_Your goal_:
Render every entry exactly as it appears.

## Start Listed entries

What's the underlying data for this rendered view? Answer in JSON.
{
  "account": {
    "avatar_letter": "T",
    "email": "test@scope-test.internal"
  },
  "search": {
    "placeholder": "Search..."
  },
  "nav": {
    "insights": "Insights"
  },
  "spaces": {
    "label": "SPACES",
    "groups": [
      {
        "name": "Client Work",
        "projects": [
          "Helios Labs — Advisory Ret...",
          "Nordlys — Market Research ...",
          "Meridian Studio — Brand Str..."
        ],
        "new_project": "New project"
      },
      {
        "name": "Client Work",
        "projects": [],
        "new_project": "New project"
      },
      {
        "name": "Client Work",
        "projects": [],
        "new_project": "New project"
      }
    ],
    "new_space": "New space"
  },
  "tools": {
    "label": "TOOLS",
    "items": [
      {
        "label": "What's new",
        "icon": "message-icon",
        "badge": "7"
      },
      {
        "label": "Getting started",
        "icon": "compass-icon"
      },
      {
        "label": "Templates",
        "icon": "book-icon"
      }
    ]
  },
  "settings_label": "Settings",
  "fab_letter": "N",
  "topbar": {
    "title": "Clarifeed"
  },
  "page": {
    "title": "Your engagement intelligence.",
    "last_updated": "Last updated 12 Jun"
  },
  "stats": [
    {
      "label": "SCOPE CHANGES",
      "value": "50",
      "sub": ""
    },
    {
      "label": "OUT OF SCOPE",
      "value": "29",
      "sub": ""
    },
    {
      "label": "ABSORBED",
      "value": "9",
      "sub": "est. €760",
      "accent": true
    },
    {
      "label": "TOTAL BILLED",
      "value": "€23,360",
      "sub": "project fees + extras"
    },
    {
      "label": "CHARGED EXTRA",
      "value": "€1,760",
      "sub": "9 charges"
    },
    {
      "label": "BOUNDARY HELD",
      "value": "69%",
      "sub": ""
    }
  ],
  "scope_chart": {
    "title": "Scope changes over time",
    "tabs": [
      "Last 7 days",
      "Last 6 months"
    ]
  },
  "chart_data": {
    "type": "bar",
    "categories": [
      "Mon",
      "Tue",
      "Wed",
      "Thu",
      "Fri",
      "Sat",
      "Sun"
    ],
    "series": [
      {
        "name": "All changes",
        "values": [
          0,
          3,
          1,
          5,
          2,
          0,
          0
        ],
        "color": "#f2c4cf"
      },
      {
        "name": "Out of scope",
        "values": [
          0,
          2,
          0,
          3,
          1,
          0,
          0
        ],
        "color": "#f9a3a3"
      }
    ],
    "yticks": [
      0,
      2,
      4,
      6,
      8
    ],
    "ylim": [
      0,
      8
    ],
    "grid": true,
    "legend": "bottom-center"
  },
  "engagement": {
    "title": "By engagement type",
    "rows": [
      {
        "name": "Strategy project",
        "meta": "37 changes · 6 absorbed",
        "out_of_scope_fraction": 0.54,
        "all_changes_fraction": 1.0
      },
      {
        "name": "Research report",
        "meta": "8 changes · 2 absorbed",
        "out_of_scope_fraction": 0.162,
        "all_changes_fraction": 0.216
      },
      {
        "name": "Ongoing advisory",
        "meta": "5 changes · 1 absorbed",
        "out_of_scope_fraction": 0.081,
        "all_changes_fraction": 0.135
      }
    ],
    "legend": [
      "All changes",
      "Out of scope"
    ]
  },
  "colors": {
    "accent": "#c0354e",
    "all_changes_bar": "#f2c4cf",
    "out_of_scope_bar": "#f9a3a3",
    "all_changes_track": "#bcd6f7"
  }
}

## End Listed entries

_Complete response_:
What's the underlying data for this rendered view? Answer in JSON.
{
  "account": {
    "avatar_letter": "T",
    "email": "test@scope-test.internal"
  },
  "search": {
    "placeholder": "Search..."
  },
  "nav": {
    "insights": "Insights"
  },
  "spaces": {
    "label": "SPACES",
    "groups": [
      {
        "name": "Client Work",
        "projects": [
          "Helios Labs — Advisory Ret...",
          "Nordlys — Market Research ...",
          "Meridian Studio — Brand Str..."
        ],
        "new_project": "New project"
      },
      {
        "name": "Client Work",
        "projects": [],
        "new_project": "New project"
      },
      {
        "name": "Client Work",
        "projects": [],
        "new_project": "New project"
      }
    ],
    "new_space": "New space"
  },
  "tools": {
    "label": "TOOLS",
    "items": [
      {
        "label": "What's new",
        "icon": "message-icon",
        "badge": "7"
      },
      {
        "label": "Getting started",
        "icon": "compass-icon"
      },
      {
        "label": "Templates",
        "icon": "book-icon"
      }
    ]
  },
  "settings_label": "Settings",
  "fab_letter": "N",
  "topbar": {
    "title": "Clarifeed"
  },
  "page": {
    "title": "Your engagement intelligence.",
    "last_updated": "Last updated 12 Jun"
  },
  "stats": [
    {
      "label": "SCOPE CHANGES",
      "value": "50",
      "sub": ""
    },
    {
      "label": "OUT OF SCOPE",
      "value": "29",
      "sub": ""
    },
    {
      "label": "ABSORBED",
      "value": "9",
      "sub": "est. €760",
      "accent": true
    },
    {
      "label": "TOTAL BILLED",
      "value": "€23,360",
      "sub": "project fees + extras"
    },
    {
      "label": "CHARGED EXTRA",
      "value": "€1,760",
      "sub": "9 charges"
    },
    {
      "label": "BOUNDARY HELD",
      "value": "69%",
      "sub": ""
    }
  ],
  "scope_chart": {
    "title": "Scope changes over time",
    "tabs": [
      "Last 7 days",
      "Last 6 months"
    ]
  },
  "chart_data": {
    "type": "bar",
    "categories": [
      "Mon",
      "Tue",
      "Wed",
      "Thu",
      "Fri",
      "Sat",
      "Sun"
    ],
    "series": [
      {
        "name": "All changes",
        "values": [
          0,
          3,
          1,
          5,
          2,
          0,
          0
        ],
        "color": "#f2c4cf"
      },
      {
        "name": "Out of scope",
        "values": [
          0,
          2,
          0,
          3,
          1,
          0,
          0
        ],
        "color": "#f9a3a3"
      }
    ],
    "yticks": [
      0,
      2,
      4,
      6,
      8
    ],
    "ylim": [
      0,
      8
    ],
    "grid": true,
    "legend": "bottom-center"
  },
  "engagement": {
    "title": "By engagement type",
    "rows": [
      {
        "name": "Strategy project",
        "meta": "37 changes · 6 absorbed",
        "out_of_scope_fraction": 0.54,
        "all_changes_fraction": 1.0
      },
      {
        "name": "Research report",
        "meta": "8 changes · 2 absorbed",
        "out_of_scope_fraction": 0.162,
        "all_changes_fraction": 0.216
      },
      {
        "name": "Ongoing advisory",
        "meta": "5 changes · 1 absorbed",
        "out_of_scope_fraction": 0.081,
        "all_changes_fraction": 0.135
      }
    ],
    "legend": [
      "All changes",
      "Out of scope"
    ]
  },
  "colors": {
    "accent": "#c0354e",
    "all_changes_bar": "#f2c4cf",
    "out_of_scope_bar": "#f9a3a3",
    "all_changes_track": "#bcd6f7"
  }
}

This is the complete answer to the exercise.